··· Dataset

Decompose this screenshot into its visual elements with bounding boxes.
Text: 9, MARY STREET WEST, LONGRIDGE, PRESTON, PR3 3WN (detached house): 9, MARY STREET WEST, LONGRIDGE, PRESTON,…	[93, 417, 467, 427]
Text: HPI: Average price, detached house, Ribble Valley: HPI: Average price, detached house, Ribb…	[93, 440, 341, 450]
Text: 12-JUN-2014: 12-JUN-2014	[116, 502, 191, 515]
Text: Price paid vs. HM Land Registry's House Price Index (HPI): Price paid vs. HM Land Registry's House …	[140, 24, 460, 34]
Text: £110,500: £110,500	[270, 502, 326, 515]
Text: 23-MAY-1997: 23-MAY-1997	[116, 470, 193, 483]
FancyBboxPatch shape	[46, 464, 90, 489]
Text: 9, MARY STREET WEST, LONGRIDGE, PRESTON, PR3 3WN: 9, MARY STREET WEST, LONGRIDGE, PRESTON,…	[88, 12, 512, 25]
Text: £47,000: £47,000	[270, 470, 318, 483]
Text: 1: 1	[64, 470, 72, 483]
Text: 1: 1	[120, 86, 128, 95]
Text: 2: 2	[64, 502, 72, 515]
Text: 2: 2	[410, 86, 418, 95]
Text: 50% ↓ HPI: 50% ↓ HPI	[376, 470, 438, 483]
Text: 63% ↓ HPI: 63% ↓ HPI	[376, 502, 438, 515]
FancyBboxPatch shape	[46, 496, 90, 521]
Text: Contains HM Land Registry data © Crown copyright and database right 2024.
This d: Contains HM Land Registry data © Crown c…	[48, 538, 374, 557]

······

* Exercise task: Write out the stretch of the material above from its start through the line containing "Text: 9, MARY STREET WEST, LONGRIDGE, PRESTON, PR3 3WN (detached", with no changes.

* Response:
Decompose this screenshot into its visual elements with bounding boxes.
Text: 9, MARY STREET WEST, LONGRIDGE, PRESTON, PR3 3WN (detached house): 9, MARY STREET WEST, LONGRIDGE, PRESTON,…	[93, 417, 467, 427]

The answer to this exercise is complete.